*MATERIAL FOR THIS TASK*
— Begin —

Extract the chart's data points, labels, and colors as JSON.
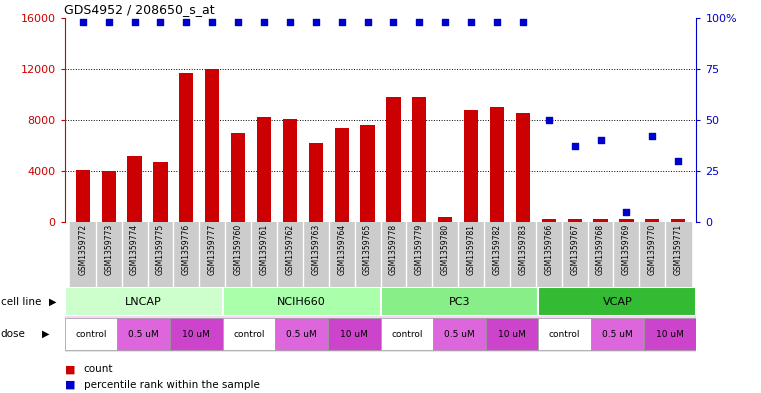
{
  "title": "GDS4952 / 208650_s_at",
  "samples": [
    "GSM1359772",
    "GSM1359773",
    "GSM1359774",
    "GSM1359775",
    "GSM1359776",
    "GSM1359777",
    "GSM1359760",
    "GSM1359761",
    "GSM1359762",
    "GSM1359763",
    "GSM1359764",
    "GSM1359765",
    "GSM1359778",
    "GSM1359779",
    "GSM1359780",
    "GSM1359781",
    "GSM1359782",
    "GSM1359783",
    "GSM1359766",
    "GSM1359767",
    "GSM1359768",
    "GSM1359769",
    "GSM1359770",
    "GSM1359771"
  ],
  "counts": [
    4100,
    4000,
    5200,
    4700,
    11700,
    12000,
    7000,
    8200,
    8100,
    6200,
    7400,
    7600,
    9800,
    9800,
    400,
    8800,
    9000,
    8500,
    200,
    200,
    200,
    200,
    200,
    200
  ],
  "percentile_ranks": [
    98,
    98,
    98,
    98,
    98,
    98,
    98,
    98,
    98,
    98,
    98,
    98,
    98,
    98,
    98,
    98,
    98,
    98,
    50,
    37,
    40,
    5,
    42,
    30
  ],
  "bar_color": "#cc0000",
  "dot_color": "#0000cc",
  "cell_lines": [
    {
      "label": "LNCAP",
      "start": 0,
      "end": 6,
      "color": "#ccffcc"
    },
    {
      "label": "NCIH660",
      "start": 6,
      "end": 12,
      "color": "#aaffaa"
    },
    {
      "label": "PC3",
      "start": 12,
      "end": 18,
      "color": "#88ee88"
    },
    {
      "label": "VCAP",
      "start": 18,
      "end": 24,
      "color": "#44cc44"
    }
  ],
  "dose_groups": [
    {
      "label": "control",
      "start": 0,
      "end": 2,
      "color": "#ffffff"
    },
    {
      "label": "0.5 uM",
      "start": 2,
      "end": 4,
      "color": "#dd66dd"
    },
    {
      "label": "10 uM",
      "start": 4,
      "end": 6,
      "color": "#cc44cc"
    },
    {
      "label": "control",
      "start": 6,
      "end": 8,
      "color": "#ffffff"
    },
    {
      "label": "0.5 uM",
      "start": 8,
      "end": 10,
      "color": "#dd66dd"
    },
    {
      "label": "10 uM",
      "start": 10,
      "end": 12,
      "color": "#cc44cc"
    },
    {
      "label": "control",
      "start": 12,
      "end": 14,
      "color": "#ffffff"
    },
    {
      "label": "0.5 uM",
      "start": 14,
      "end": 16,
      "color": "#dd66dd"
    },
    {
      "label": "10 uM",
      "start": 16,
      "end": 18,
      "color": "#cc44cc"
    },
    {
      "label": "control",
      "start": 18,
      "end": 20,
      "color": "#ffffff"
    },
    {
      "label": "0.5 uM",
      "start": 20,
      "end": 22,
      "color": "#dd66dd"
    },
    {
      "label": "10 uM",
      "start": 22,
      "end": 24,
      "color": "#cc44cc"
    }
  ],
  "ylim_left": [
    0,
    16000
  ],
  "ylim_right": [
    0,
    100
  ],
  "yticks_left": [
    0,
    4000,
    8000,
    12000,
    16000
  ],
  "yticks_right": [
    0,
    25,
    50,
    75,
    100
  ],
  "ylabel_left_color": "#cc0000",
  "ylabel_right_color": "#0000cc",
  "fig_bg": "#ffffff",
  "grid_lines": [
    4000,
    8000,
    12000
  ],
  "xticklabel_bg": "#cccccc"
}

— End —

*WHAT THIS TASK INVOLVES*
Pictures appear in the records above. Output everything except them, exactly.

*OUTPUT FOR THIS EXERCISE*
Extract the chart's data points, labels, and colors as JSON.
{
  "title": "GDS4952 / 208650_s_at",
  "samples": [
    "GSM1359772",
    "GSM1359773",
    "GSM1359774",
    "GSM1359775",
    "GSM1359776",
    "GSM1359777",
    "GSM1359760",
    "GSM1359761",
    "GSM1359762",
    "GSM1359763",
    "GSM1359764",
    "GSM1359765",
    "GSM1359778",
    "GSM1359779",
    "GSM1359780",
    "GSM1359781",
    "GSM1359782",
    "GSM1359783",
    "GSM1359766",
    "GSM1359767",
    "GSM1359768",
    "GSM1359769",
    "GSM1359770",
    "GSM1359771"
  ],
  "counts": [
    4100,
    4000,
    5200,
    4700,
    11700,
    12000,
    7000,
    8200,
    8100,
    6200,
    7400,
    7600,
    9800,
    9800,
    400,
    8800,
    9000,
    8500,
    200,
    200,
    200,
    200,
    200,
    200
  ],
  "percentile_ranks": [
    98,
    98,
    98,
    98,
    98,
    98,
    98,
    98,
    98,
    98,
    98,
    98,
    98,
    98,
    98,
    98,
    98,
    98,
    50,
    37,
    40,
    5,
    42,
    30
  ],
  "bar_color": "#cc0000",
  "dot_color": "#0000cc",
  "cell_lines": [
    {
      "label": "LNCAP",
      "start": 0,
      "end": 6,
      "color": "#ccffcc"
    },
    {
      "label": "NCIH660",
      "start": 6,
      "end": 12,
      "color": "#aaffaa"
    },
    {
      "label": "PC3",
      "start": 12,
      "end": 18,
      "color": "#88ee88"
    },
    {
      "label": "VCAP",
      "start": 18,
      "end": 24,
      "color": "#44cc44"
    }
  ],
  "dose_groups": [
    {
      "label": "control",
      "start": 0,
      "end": 2,
      "color": "#ffffff"
    },
    {
      "label": "0.5 uM",
      "start": 2,
      "end": 4,
      "color": "#dd66dd"
    },
    {
      "label": "10 uM",
      "start": 4,
      "end": 6,
      "color": "#cc44cc"
    },
    {
      "label": "control",
      "start": 6,
      "end": 8,
      "color": "#ffffff"
    },
    {
      "label": "0.5 uM",
      "start": 8,
      "end": 10,
      "color": "#dd66dd"
    },
    {
      "label": "10 uM",
      "start": 10,
      "end": 12,
      "color": "#cc44cc"
    },
    {
      "label": "control",
      "start": 12,
      "end": 14,
      "color": "#ffffff"
    },
    {
      "label": "0.5 uM",
      "start": 14,
      "end": 16,
      "color": "#dd66dd"
    },
    {
      "label": "10 uM",
      "start": 16,
      "end": 18,
      "color": "#cc44cc"
    },
    {
      "label": "control",
      "start": 18,
      "end": 20,
      "color": "#ffffff"
    },
    {
      "label": "0.5 uM",
      "start": 20,
      "end": 22,
      "color": "#dd66dd"
    },
    {
      "label": "10 uM",
      "start": 22,
      "end": 24,
      "color": "#cc44cc"
    }
  ],
  "ylim_left": [
    0,
    16000
  ],
  "ylim_right": [
    0,
    100
  ],
  "yticks_left": [
    0,
    4000,
    8000,
    12000,
    16000
  ],
  "yticks_right": [
    0,
    25,
    50,
    75,
    100
  ],
  "ylabel_left_color": "#cc0000",
  "ylabel_right_color": "#0000cc",
  "fig_bg": "#ffffff",
  "grid_lines": [
    4000,
    8000,
    12000
  ],
  "xticklabel_bg": "#cccccc"
}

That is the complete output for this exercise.